* **DATASET EXTRACT**
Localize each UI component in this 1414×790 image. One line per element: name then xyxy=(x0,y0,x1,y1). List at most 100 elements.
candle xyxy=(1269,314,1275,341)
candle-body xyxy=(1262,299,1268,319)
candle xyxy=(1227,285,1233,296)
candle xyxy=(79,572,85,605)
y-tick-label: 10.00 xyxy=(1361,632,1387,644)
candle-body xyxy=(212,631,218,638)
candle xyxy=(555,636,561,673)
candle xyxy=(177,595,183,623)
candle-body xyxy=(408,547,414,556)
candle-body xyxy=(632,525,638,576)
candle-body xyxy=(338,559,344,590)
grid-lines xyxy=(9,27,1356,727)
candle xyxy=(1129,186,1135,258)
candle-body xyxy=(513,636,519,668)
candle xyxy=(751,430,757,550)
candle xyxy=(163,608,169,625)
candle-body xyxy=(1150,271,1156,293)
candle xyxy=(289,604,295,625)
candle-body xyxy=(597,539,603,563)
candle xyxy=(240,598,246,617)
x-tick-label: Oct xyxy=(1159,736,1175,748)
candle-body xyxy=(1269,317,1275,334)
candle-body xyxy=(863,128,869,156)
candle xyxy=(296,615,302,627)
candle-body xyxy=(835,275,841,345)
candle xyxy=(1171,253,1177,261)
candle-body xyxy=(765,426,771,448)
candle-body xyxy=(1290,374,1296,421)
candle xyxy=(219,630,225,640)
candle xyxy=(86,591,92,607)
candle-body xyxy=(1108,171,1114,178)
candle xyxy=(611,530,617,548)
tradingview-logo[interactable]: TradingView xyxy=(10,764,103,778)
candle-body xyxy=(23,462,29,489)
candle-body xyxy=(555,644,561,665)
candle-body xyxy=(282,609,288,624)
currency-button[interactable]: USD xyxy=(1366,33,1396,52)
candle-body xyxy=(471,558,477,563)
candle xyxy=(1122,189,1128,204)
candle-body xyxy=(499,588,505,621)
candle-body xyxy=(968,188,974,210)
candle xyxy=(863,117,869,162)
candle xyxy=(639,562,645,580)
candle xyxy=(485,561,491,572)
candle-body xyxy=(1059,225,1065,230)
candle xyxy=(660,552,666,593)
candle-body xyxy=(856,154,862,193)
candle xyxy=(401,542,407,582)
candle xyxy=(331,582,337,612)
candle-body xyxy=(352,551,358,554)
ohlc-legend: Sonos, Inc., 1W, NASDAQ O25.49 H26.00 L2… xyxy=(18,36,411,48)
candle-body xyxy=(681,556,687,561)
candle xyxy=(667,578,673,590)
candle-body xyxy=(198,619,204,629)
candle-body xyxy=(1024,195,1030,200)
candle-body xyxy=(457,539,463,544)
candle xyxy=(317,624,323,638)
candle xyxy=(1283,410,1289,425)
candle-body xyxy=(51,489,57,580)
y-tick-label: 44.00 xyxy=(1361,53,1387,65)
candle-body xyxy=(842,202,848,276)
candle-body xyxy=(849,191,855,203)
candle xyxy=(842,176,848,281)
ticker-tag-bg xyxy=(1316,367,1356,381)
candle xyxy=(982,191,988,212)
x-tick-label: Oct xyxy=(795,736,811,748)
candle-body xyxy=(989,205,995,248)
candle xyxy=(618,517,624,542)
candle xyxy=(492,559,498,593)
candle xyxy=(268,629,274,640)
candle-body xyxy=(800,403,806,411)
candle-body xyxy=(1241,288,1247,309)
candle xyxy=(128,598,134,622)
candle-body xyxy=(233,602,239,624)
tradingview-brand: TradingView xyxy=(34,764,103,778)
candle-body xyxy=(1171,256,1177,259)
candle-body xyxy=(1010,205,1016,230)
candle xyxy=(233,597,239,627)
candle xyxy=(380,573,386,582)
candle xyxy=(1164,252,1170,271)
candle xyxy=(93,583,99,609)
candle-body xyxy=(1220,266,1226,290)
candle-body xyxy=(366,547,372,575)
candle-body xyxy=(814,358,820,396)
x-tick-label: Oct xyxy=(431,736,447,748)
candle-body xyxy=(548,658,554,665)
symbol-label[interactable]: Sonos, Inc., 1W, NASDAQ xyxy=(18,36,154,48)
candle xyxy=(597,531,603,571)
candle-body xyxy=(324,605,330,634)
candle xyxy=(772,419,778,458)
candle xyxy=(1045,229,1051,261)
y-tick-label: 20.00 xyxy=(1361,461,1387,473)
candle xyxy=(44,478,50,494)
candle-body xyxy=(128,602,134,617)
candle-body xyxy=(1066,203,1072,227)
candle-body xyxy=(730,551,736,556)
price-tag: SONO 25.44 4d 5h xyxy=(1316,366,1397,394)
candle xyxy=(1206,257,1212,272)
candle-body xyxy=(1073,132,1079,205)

* **WHAT THIS TASK INVOLVES**
Can you output every line of the records above as a Markdown table with a "No." column for the row number and an "Entry" column for the line, leaving out blank lines?

* **SOLUTION BELOW**
| No. | Entry |
|---|---|
| 1 | Localize each UI component in this 1414×790 image. One line per element: name then xyxy=(x0,y0,x1,y1). List at most 100 elements. |
| 2 | candle xyxy=(1269,314,1275,341) |
| 3 | candle-body xyxy=(1262,299,1268,319) |
| 4 | candle xyxy=(1227,285,1233,296) |
| 5 | candle xyxy=(79,572,85,605) |
| 6 | y-tick-label: 10.00 xyxy=(1361,632,1387,644) |
| 7 | candle-body xyxy=(212,631,218,638) |
| 8 | candle xyxy=(555,636,561,673) |
| 9 | candle xyxy=(177,595,183,623) |
| 10 | candle-body xyxy=(408,547,414,556) |
| 11 | candle-body xyxy=(632,525,638,576) |
| 12 | candle-body xyxy=(338,559,344,590) |
| 13 | grid-lines xyxy=(9,27,1356,727) |
| 14 | candle xyxy=(1129,186,1135,258) |
| 15 | candle-body xyxy=(513,636,519,668) |
| 16 | candle xyxy=(751,430,757,550) |
| 17 | candle xyxy=(163,608,169,625) |
| 18 | candle-body xyxy=(1150,271,1156,293) |
| 19 | candle xyxy=(289,604,295,625) |
| 20 | candle-body xyxy=(597,539,603,563) |
| 21 | candle xyxy=(240,598,246,617) |
| 22 | x-tick-label: Oct xyxy=(1159,736,1175,748) |
| 23 | candle-body xyxy=(1269,317,1275,334) |
| 24 | candle-body xyxy=(863,128,869,156) |
| 25 | candle xyxy=(296,615,302,627) |
| 26 | candle-body xyxy=(835,275,841,345) |
| 27 | candle xyxy=(1171,253,1177,261) |
| 28 | candle-body xyxy=(765,426,771,448) |
| 29 | candle-body xyxy=(1290,374,1296,421) |
| 30 | candle xyxy=(219,630,225,640) |
| 31 | candle xyxy=(86,591,92,607) |
| 32 | candle-body xyxy=(1108,171,1114,178) |
| 33 | candle xyxy=(611,530,617,548) |
| 34 | tradingview-logo[interactable]: TradingView xyxy=(10,764,103,778) |
| 35 | candle-body xyxy=(23,462,29,489) |
| 36 | candle-body xyxy=(555,644,561,665) |
| 37 | candle-body xyxy=(282,609,288,624) |
| 38 | currency-button[interactable]: USD xyxy=(1366,33,1396,52) |
| 39 | candle-body xyxy=(471,558,477,563) |
| 40 | candle xyxy=(1122,189,1128,204) |
| 41 | candle-body xyxy=(499,588,505,621) |
| 42 | candle-body xyxy=(968,188,974,210) |
| 43 | candle xyxy=(863,117,869,162) |
| 44 | candle xyxy=(639,562,645,580) |
| 45 | candle xyxy=(485,561,491,572) |
| 46 | candle-body xyxy=(1059,225,1065,230) |
| 47 | candle xyxy=(660,552,666,593) |
| 48 | candle-body xyxy=(856,154,862,193) |
| 49 | candle xyxy=(401,542,407,582) |
| 50 | candle xyxy=(331,582,337,612) |
| 51 | candle-body xyxy=(352,551,358,554) |
| 52 | ohlc-legend: Sonos, Inc., 1W, NASDAQ O25.49 H26.00 L2… xyxy=(18,36,411,48) |
| 53 | candle-body xyxy=(681,556,687,561) |
| 54 | candle xyxy=(667,578,673,590) |
| 55 | candle-body xyxy=(198,619,204,629) |
| 56 | candle-body xyxy=(1024,195,1030,200) |
| 57 | candle-body xyxy=(457,539,463,544) |
| 58 | candle xyxy=(317,624,323,638) |
| 59 | candle xyxy=(1283,410,1289,425) |
| 60 | candle-body xyxy=(51,489,57,580) |
| 61 | y-tick-label: 44.00 xyxy=(1361,53,1387,65) |
| 62 | candle-body xyxy=(842,202,848,276) |
| 63 | candle-body xyxy=(849,191,855,203) |
| 64 | candle xyxy=(842,176,848,281) |
| 65 | ticker-tag-bg xyxy=(1316,367,1356,381) |
| 66 | candle xyxy=(982,191,988,212) |
| 67 | x-tick-label: Oct xyxy=(795,736,811,748) |
| 68 | candle-body xyxy=(989,205,995,248) |
| 69 | candle xyxy=(618,517,624,542) |
| 70 | candle xyxy=(492,559,498,593) |
| 71 | candle xyxy=(268,629,274,640) |
| 72 | candle-body xyxy=(800,403,806,411) |
| 73 | candle-body xyxy=(1241,288,1247,309) |
| 74 | candle xyxy=(128,598,134,622) |
| 75 | candle-body xyxy=(233,602,239,624) |
| 76 | tradingview-brand: TradingView xyxy=(34,764,103,778) |
| 77 | candle-body xyxy=(1171,256,1177,259) |
| 78 | candle-body xyxy=(1010,205,1016,230) |
| 79 | candle xyxy=(233,597,239,627) |
| 80 | candle xyxy=(380,573,386,582) |
| 81 | candle xyxy=(1164,252,1170,271) |
| 82 | candle xyxy=(93,583,99,609) |
| 83 | candle-body xyxy=(1220,266,1226,290) |
| 84 | candle-body xyxy=(366,547,372,575) |
| 85 | candle-body xyxy=(814,358,820,396) |
| 86 | x-tick-label: Oct xyxy=(431,736,447,748) |
| 87 | candle-body xyxy=(548,658,554,665) |
| 88 | symbol-label[interactable]: Sonos, Inc., 1W, NASDAQ xyxy=(18,36,154,48) |
| 89 | candle xyxy=(597,531,603,571) |
| 90 | candle-body xyxy=(324,605,330,634) |
| 91 | candle xyxy=(772,419,778,458) |
| 92 | candle xyxy=(1045,229,1051,261) |
| 93 | y-tick-label: 20.00 xyxy=(1361,461,1387,473) |
| 94 | candle xyxy=(44,478,50,494) |
| 95 | candle-body xyxy=(128,602,134,617) |
| 96 | candle-body xyxy=(1066,203,1072,227) |
| 97 | candle-body xyxy=(730,551,736,556) |
| 98 | price-tag: SONO 25.44 4d 5h xyxy=(1316,366,1397,394) |
| 99 | candle xyxy=(1206,257,1212,272) |
| 100 | candle-body xyxy=(1073,132,1079,205) |